→ **Selected excerpt**:
PNY Blog

AMBER 24 NVIDIA GPU Benchmarks

Written by PNY Pro | Sat, Aug 24, 2024 @ 05:00 PM

Quick AMBER GPU Benchmark Takeaways

NVIDIA Ada Lovelace architecture GPUs outperform all Ampere Generation GPUs. Providing up to 2 times the performance of the previous generation without requiring additional power brings incredible value to RTX Ada Generation GPUs.

NVIDIA RTX™ 6000 Ada Generation offers exceptional performance with its larger memory capacity of 48GB and is multi-GPU scalable. For the larger simulations, such as STMV Production NPT 4fs, the high-speed memory, memory capacity, and GPU clock speed play a large factor in performance. NVIDIA RTX 6000 Ada is the clear performance leader.

NVIDIA RTX 5000 Ada Generation and RTX 4500 Ada Generation perform well above last generation's flagship RTX A6000. These might be the new best GPUs for AMBER with great price to performance ratios.

For smaller simulations, the RTX 5000 Ada Generation delivers exceptional performance.

→ **Dataset**:
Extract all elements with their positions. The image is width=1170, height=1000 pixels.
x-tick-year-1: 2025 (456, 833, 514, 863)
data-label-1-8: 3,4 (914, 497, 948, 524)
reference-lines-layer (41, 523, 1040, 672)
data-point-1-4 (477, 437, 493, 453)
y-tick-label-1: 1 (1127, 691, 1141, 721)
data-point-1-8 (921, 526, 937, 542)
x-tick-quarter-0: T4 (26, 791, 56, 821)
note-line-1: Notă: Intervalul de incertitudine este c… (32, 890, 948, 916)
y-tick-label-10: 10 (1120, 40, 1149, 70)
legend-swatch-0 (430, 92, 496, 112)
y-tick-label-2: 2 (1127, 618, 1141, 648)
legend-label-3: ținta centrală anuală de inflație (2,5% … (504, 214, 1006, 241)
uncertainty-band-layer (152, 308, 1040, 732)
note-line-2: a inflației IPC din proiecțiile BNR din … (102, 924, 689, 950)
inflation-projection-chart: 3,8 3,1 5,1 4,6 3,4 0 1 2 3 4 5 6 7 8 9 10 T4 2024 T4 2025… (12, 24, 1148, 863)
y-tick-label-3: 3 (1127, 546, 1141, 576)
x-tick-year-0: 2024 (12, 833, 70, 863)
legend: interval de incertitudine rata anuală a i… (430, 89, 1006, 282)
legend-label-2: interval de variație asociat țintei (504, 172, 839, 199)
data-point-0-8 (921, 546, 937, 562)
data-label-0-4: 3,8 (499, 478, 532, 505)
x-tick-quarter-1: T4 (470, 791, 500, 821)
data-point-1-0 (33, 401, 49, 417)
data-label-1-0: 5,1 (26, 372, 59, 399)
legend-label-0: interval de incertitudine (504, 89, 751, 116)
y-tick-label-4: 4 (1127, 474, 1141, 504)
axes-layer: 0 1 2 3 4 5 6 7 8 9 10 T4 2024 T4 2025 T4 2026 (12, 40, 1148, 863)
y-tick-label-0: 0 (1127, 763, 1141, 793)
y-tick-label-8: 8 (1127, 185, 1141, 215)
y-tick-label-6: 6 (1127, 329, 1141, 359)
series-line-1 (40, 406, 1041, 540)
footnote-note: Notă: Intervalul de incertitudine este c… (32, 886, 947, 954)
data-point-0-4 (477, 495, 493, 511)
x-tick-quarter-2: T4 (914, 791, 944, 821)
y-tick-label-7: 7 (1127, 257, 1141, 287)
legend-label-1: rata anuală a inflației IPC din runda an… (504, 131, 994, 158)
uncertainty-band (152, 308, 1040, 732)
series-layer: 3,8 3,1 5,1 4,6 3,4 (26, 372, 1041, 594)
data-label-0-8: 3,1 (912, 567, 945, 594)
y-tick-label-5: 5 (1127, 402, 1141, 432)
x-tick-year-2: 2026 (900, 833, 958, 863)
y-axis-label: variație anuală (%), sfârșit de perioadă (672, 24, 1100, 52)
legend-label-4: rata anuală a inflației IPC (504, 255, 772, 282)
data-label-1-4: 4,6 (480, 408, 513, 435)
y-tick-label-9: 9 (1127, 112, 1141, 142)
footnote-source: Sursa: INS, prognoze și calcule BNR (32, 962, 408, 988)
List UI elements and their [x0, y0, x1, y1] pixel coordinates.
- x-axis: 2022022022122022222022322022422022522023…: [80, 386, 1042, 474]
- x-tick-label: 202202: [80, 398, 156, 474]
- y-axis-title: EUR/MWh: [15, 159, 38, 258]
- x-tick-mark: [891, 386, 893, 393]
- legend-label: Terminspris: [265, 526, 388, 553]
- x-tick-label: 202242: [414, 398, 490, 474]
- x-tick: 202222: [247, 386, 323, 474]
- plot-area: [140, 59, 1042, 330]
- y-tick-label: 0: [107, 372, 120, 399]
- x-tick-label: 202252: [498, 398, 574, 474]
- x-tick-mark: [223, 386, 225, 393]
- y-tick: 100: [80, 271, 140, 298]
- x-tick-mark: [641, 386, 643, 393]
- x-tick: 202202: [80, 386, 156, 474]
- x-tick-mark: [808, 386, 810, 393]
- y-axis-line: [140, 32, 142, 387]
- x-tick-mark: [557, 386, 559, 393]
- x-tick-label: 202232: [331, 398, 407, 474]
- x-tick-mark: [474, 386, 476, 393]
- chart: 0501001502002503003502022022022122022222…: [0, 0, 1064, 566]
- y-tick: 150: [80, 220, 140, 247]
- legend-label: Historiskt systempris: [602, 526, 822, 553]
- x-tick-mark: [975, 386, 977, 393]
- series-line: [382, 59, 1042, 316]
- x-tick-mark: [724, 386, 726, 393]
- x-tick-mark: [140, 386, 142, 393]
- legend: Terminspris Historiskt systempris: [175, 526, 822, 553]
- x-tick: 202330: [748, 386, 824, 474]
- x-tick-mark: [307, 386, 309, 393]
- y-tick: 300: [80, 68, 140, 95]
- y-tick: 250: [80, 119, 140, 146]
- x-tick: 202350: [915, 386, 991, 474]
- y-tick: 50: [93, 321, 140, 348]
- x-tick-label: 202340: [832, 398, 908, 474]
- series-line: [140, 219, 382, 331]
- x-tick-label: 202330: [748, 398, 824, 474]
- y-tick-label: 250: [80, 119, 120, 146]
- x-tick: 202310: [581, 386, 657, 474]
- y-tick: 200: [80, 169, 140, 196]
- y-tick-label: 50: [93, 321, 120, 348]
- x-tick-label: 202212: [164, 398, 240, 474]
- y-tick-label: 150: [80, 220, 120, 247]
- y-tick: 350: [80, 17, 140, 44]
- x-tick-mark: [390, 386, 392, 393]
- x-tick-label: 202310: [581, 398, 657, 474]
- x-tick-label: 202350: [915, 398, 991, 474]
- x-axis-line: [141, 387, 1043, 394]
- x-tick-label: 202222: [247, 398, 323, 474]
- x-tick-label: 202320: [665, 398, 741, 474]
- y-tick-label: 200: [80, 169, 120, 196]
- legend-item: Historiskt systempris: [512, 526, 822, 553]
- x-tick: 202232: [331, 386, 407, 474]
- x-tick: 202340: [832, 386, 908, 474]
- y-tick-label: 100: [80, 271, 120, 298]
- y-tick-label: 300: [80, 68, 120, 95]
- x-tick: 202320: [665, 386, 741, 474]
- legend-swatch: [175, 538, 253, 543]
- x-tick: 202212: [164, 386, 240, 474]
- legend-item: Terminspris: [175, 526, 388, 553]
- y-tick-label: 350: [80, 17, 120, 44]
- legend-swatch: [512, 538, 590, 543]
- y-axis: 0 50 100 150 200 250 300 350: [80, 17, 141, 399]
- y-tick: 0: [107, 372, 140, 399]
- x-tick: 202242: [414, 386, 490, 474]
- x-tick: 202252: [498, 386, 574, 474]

→ **Required tasks**:
1. According to the AMBER benchmark post, what memory capacity does the NVIDIA RTX 6000 Ada Generation have?
2. Reproduce the stretch of the AMBER benchmark post from "NVIDIA RTX 5000" through "delivers exceptional performance.".

→ **Per-task outputs**:
1. 48GB

2.
NVIDIA RTX 5000 Ada Generation and RTX 4500 Ada Generation perform well above last generation's flagship RTX A6000. These might be the new best GPUs for AMBER with great price to performance ratios.

For smaller simulations, the RTX 5000 Ada Generation delivers exceptional performance.